# start of Extracted entries

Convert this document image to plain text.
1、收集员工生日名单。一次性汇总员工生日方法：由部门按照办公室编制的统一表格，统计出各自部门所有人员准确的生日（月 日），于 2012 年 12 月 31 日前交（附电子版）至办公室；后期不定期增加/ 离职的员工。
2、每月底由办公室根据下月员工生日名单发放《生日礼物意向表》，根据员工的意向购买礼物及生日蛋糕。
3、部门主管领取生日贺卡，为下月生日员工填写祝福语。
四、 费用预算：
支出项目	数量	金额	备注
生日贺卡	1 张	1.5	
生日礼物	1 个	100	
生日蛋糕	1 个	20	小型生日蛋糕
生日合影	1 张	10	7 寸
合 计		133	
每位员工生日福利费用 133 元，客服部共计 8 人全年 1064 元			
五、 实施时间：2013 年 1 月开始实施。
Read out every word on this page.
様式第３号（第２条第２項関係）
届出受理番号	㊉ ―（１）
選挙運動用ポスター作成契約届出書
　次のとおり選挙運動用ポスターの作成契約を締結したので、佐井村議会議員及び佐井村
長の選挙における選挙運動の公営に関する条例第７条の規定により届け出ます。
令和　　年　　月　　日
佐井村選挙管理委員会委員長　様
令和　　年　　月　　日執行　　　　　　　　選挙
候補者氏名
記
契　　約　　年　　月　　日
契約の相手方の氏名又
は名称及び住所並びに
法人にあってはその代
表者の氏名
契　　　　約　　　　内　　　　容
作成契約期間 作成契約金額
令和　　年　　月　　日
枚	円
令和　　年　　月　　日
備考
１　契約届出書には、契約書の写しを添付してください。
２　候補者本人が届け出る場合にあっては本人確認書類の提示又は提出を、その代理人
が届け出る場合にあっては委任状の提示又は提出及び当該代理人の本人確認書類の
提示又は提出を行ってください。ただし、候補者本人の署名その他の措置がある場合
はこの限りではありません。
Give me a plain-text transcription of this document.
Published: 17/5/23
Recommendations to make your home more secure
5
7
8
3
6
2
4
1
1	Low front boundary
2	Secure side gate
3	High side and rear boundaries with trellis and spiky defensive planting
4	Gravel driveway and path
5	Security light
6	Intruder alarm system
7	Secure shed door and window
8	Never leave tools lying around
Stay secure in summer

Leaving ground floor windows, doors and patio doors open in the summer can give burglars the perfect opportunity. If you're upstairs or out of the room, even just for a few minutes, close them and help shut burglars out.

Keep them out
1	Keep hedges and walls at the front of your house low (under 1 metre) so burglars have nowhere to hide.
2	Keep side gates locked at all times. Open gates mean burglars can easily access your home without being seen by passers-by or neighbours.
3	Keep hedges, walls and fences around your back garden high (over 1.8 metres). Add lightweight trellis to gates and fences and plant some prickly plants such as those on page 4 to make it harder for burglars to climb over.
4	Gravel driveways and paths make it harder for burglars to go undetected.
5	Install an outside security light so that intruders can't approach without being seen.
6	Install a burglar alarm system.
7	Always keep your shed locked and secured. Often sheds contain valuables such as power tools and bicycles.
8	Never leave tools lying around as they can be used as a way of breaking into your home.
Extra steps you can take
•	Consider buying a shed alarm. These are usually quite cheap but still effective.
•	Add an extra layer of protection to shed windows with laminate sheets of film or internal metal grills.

# end of Extracted entries

Required task: Look through the listing above. Pick out each line with "around" and copy it.

Result of the exercise:
8	Never leave tools lying around
3	Keep hedges, walls and fences around your back garden high (over 1.8 metres). Add lightweight trellis to gates and fences and plant some prickly plants such as those on page 4 to make it harder for burglars to climb over.
8	Never leave tools lying around as they can be used as a way of breaking into your home.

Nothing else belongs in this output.